▶ **Your instructions**
Check each line of the listing, and copy it if it contains the word "如果你在被考虑范围之内".
───
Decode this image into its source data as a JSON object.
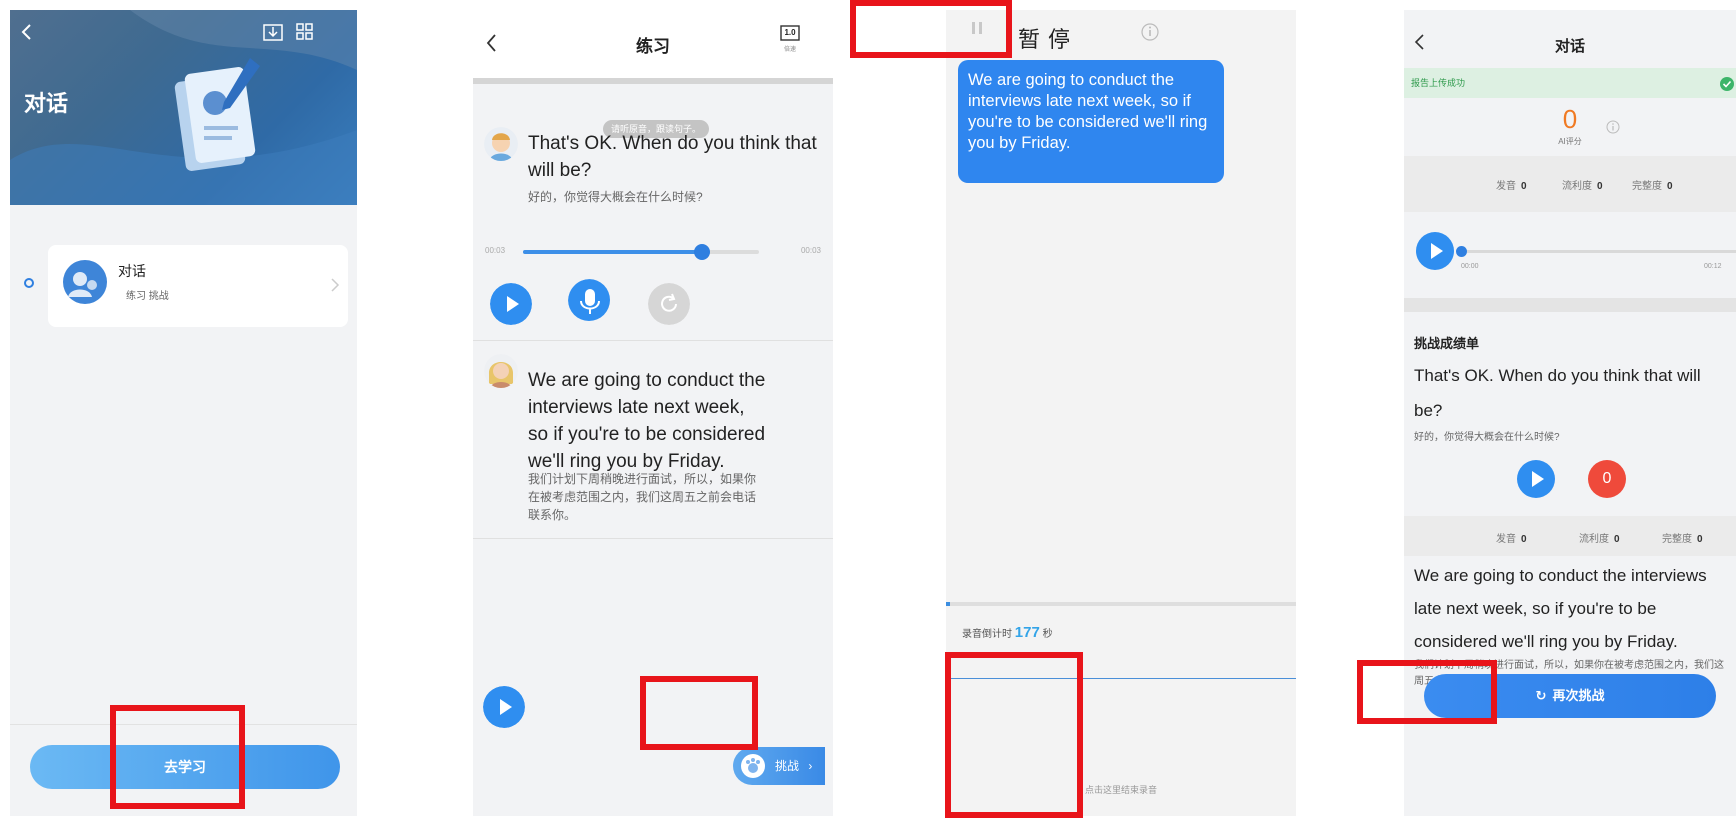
{
  "screen1": {
    "title": "对话",
    "card_title": "对话",
    "card_subtitle": "练习 挑战",
    "cta_label": "去学习"
  },
  "screen2": {
    "title": "练习",
    "speed_label": "倍速",
    "speed_value": "1.0",
    "tip": "请听原音，跟读句子。",
    "sentence1_en": "That's OK. When do you think that will be?",
    "sentence1_cn": "好的，你觉得大概会在什么时候?",
    "time_start": "00:03",
    "time_end": "00:03",
    "progress": 0.76,
    "sentence2_en": "We are going to conduct the interviews late next week, so if you're to be considered we'll ring you by Friday.",
    "sentence2_cn": "我们计划下周稍晚进行面试，所以，如果你在被考虑范围之内，我们这周五之前会电话联系你。",
    "challenge_label": "挑战"
  },
  "screen3": {
    "pause_label": "暂停",
    "bubble_text": "We are going to conduct the interviews late next week, so if you're to be considered we'll ring you by Friday.",
    "countdown_prefix": "录音倒计时",
    "countdown_value": "177",
    "countdown_unit": "秒",
    "end_hint": "点击这里结束录音"
  },
  "screen4": {
    "title": "对话",
    "upload_status": "报告上传成功",
    "score": "0",
    "score_label": "AI评分",
    "metrics": [
      {
        "label": "发音",
        "value": "0"
      },
      {
        "label": "流利度",
        "value": "0"
      },
      {
        "label": "完整度",
        "value": "0"
      }
    ],
    "time_start": "00:00",
    "time_end": "00:12",
    "report_heading": "挑战成绩单",
    "s1_en_line1": "That's OK. When do you think that will",
    "s1_en_line2": "be?",
    "s1_cn": "好的，你觉得大概会在什么时候?",
    "s1_score": "0",
    "s2_en_line1": "We are going to conduct the interviews",
    "s2_en_line2": "late next week, so if you're to be",
    "s2_en_line3": "considered we'll ring you by Friday.",
    "s2_cn": "我们计划下周稍晚进行面试，所以，如果你在被考虑范围之内，我们这周五之前会电话联系你。",
    "retry_label": "再次挑战"
  },
  "colors": {
    "primary_blue": "#2f86ef",
    "highlight_red": "#e8141a",
    "score_orange": "#f07a23",
    "success_green": "#2e9a4c"
  }
}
───
▶ **Response to the exercise**
    "sentence2_cn": "我们计划下周稍晚进行面试，所以，如果你在被考虑范围之内，我们这周五之前会电话联系你。",
    "s2_cn": "我们计划下周稍晚进行面试，所以，如果你在被考虑范围之内，我们这周五之前会电话联系你。",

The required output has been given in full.